►

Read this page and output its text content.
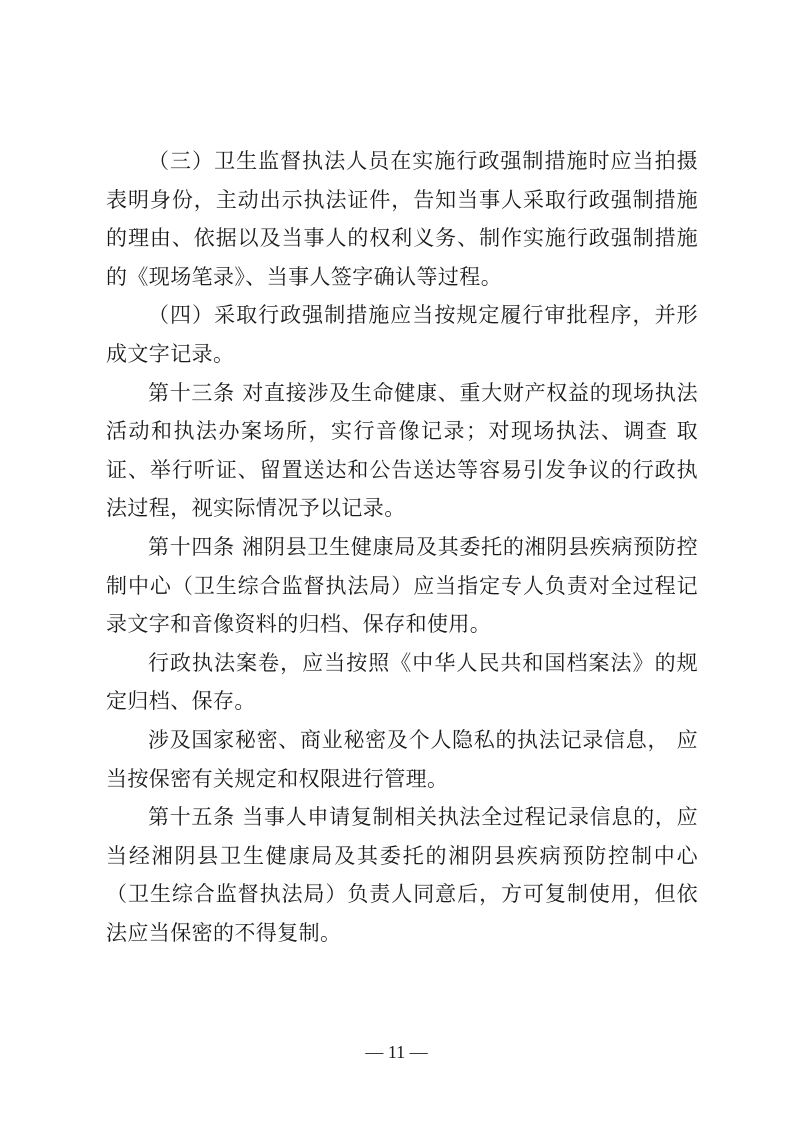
（三）卫生监督执法人员在实施行政强制措施时应当拍摄表明身份，主动出示执法证件，告知当事人采取行政强制措施的理由、依据以及当事人的权利义务、制作实施行政强制措施的《现场笔录》、当事人签字确认等过程。

（四）采取行政强制措施应当按规定履行审批程序，并形成文字记录。

第十三条 对直接涉及生命健康、重大财产权益的现场执法活动和执法办案场所，实行音像记录；对现场执法、调查 取证、举行听证、留置送达和公告送达等容易引发争议的行政执法过程，视实际情况予以记录。

第十四条 湘阴县卫生健康局及其委托的湘阴县疾病预防控制中心（卫生综合监督执法局）应当指定专人负责对全过程记录文字和音像资料的归档、保存和使用。

行政执法案卷，应当按照《中华人民共和国档案法》的规定归档、保存。

涉及国家秘密、商业秘密及个人隐私的执法记录信息， 应当按保密有关规定和权限进行管理。

第十五条 当事人申请复制相关执法全过程记录信息的，应当经湘阴县卫生健康局及其委托的湘阴县疾病预防控制中心（卫生综合监督执法局）负责人同意后，方可复制使用，但依法应当保密的不得复制。

— 11 —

◄

*Request*.
Take each line of the material that contains the word "卫生综合监督执法局" and list it.

*Result of this task*.
第十四条 湘阴县卫生健康局及其委托的湘阴县疾病预防控制中心（卫生综合监督执法局）应当指定专人负责对全过程记录文字和音像资料的归档、保存和使用。
第十五条 当事人申请复制相关执法全过程记录信息的，应当经湘阴县卫生健康局及其委托的湘阴县疾病预防控制中心（卫生综合监督执法局）负责人同意后，方可复制使用，但依法应当保密的不得复制。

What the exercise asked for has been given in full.